Directive:
In the entries that follow, find the word "which" and report each line it is on.

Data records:
====================
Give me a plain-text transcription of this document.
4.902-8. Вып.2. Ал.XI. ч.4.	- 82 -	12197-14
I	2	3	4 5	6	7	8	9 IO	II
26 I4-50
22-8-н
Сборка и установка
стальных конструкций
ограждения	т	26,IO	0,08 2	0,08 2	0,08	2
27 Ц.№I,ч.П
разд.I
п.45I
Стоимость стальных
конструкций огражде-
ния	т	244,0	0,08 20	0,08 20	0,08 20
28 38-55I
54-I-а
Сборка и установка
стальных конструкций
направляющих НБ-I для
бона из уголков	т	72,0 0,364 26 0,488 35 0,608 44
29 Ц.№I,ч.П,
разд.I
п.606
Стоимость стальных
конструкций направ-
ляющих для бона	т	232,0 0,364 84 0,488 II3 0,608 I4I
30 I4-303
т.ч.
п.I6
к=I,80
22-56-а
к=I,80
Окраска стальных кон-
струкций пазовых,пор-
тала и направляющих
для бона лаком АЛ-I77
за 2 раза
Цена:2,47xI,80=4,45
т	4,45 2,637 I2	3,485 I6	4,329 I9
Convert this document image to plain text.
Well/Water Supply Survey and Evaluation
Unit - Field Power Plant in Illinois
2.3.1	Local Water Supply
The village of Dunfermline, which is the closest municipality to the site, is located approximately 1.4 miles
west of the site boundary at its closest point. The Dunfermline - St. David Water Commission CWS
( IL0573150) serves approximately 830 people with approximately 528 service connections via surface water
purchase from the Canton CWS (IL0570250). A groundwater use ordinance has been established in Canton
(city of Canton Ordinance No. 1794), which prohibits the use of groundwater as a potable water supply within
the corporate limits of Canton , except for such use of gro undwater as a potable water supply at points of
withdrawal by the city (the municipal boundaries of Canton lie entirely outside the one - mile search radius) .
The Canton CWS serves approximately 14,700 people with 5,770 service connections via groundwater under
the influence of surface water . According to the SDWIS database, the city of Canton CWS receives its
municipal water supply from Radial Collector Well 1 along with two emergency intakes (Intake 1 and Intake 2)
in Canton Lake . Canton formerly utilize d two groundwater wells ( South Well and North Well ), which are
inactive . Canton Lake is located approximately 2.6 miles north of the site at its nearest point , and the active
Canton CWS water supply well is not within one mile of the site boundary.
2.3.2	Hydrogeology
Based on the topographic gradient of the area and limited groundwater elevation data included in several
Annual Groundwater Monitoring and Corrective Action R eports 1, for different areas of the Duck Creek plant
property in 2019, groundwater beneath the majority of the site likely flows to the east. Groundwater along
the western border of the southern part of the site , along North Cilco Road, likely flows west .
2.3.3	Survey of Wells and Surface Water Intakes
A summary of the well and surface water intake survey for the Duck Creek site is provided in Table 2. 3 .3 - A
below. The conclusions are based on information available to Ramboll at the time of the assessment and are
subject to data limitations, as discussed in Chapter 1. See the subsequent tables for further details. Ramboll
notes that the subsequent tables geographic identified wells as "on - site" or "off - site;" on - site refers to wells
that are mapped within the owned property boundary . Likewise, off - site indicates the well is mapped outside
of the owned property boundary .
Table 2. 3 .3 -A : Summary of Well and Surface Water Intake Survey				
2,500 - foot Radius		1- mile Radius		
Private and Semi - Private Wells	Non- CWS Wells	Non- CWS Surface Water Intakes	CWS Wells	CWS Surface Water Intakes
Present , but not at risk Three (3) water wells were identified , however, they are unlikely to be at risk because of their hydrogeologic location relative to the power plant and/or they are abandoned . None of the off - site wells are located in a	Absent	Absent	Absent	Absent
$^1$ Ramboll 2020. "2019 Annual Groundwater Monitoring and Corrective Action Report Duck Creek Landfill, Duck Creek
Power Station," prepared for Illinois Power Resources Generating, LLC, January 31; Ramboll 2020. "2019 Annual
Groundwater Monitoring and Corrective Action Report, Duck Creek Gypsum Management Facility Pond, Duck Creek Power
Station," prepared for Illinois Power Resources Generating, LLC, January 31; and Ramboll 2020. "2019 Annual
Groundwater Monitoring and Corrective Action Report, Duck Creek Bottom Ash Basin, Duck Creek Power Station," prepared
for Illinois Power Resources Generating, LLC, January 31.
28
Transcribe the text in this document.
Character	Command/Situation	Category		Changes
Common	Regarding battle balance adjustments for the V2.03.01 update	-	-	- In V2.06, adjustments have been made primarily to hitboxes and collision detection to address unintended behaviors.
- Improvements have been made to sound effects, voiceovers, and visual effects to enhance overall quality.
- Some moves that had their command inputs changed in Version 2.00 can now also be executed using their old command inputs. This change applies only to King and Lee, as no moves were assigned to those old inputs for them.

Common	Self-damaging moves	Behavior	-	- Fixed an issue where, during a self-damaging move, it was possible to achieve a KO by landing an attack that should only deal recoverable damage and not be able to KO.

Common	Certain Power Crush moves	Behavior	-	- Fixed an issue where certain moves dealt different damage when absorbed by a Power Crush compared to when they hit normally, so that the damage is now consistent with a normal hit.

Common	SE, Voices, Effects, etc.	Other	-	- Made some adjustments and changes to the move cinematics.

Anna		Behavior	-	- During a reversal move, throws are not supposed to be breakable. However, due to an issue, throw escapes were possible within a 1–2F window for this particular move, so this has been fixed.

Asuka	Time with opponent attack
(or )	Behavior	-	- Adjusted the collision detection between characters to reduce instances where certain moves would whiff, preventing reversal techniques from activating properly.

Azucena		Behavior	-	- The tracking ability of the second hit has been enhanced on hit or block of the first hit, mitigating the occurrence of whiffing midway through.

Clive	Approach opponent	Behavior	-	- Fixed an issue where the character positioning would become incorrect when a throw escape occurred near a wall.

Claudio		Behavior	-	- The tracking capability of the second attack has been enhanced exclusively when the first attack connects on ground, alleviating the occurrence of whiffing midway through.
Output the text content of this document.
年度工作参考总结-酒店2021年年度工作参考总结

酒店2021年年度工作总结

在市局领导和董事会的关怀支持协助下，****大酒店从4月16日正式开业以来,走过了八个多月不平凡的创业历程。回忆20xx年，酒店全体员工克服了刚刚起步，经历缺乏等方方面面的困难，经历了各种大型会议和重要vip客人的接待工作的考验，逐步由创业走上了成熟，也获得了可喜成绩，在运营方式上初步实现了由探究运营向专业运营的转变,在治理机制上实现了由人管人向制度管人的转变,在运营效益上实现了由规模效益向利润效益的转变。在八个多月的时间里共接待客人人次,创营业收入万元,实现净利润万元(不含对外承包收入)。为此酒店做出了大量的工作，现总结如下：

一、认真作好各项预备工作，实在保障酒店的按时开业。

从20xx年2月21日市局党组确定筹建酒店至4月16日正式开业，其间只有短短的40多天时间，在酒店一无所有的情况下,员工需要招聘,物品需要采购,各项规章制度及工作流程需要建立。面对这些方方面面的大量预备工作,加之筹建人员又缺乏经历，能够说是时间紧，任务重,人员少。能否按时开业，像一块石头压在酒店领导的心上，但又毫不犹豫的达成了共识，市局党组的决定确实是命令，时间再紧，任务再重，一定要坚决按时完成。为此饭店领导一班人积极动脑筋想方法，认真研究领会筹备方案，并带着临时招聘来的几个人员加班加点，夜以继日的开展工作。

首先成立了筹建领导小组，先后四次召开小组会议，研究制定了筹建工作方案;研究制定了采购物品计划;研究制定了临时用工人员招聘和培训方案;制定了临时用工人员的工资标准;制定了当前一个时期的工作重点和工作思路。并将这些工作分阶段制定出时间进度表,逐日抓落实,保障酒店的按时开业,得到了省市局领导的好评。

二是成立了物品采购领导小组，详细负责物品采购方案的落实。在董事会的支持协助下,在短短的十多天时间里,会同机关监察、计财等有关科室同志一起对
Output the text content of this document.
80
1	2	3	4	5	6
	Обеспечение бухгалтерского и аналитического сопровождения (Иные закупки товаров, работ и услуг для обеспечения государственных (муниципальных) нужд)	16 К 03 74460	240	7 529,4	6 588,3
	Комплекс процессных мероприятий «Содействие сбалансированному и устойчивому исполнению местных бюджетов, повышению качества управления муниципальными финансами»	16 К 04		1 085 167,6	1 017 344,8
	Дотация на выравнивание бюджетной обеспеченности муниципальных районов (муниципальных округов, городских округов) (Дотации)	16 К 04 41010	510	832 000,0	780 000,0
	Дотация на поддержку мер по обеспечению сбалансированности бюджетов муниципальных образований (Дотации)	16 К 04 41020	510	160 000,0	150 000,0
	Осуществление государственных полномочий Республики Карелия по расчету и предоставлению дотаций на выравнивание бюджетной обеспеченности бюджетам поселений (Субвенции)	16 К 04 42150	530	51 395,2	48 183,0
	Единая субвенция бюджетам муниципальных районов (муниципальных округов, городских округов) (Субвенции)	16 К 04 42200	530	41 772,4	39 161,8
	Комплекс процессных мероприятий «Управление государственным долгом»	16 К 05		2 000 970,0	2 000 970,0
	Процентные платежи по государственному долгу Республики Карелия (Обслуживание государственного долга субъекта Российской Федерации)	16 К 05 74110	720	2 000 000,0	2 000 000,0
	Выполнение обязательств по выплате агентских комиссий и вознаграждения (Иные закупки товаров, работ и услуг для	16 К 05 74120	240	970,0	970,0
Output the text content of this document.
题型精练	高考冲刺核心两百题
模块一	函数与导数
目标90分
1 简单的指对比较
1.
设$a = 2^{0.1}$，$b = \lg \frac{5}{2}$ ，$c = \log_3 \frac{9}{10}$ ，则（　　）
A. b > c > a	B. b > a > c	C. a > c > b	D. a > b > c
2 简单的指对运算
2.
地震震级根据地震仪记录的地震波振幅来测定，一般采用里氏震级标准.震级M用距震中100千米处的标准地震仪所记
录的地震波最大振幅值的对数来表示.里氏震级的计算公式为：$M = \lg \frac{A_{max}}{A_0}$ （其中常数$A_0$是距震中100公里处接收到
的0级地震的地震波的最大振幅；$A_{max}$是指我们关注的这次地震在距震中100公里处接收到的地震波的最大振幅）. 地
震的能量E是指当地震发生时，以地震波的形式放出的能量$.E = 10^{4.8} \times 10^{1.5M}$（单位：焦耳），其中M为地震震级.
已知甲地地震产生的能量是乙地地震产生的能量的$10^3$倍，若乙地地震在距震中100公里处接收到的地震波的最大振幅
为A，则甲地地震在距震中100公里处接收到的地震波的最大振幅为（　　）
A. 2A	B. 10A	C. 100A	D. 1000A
====================
Response:
The village of Dunfermline, which is the closest municipality to the site, is located approximately 1.4 miles
(city of Canton Ordinance No. 1794), which prohibits the use of groundwater as a potable water supply within
in Canton Lake . Canton formerly utilize d two groundwater wells ( South Well and North Well ), which are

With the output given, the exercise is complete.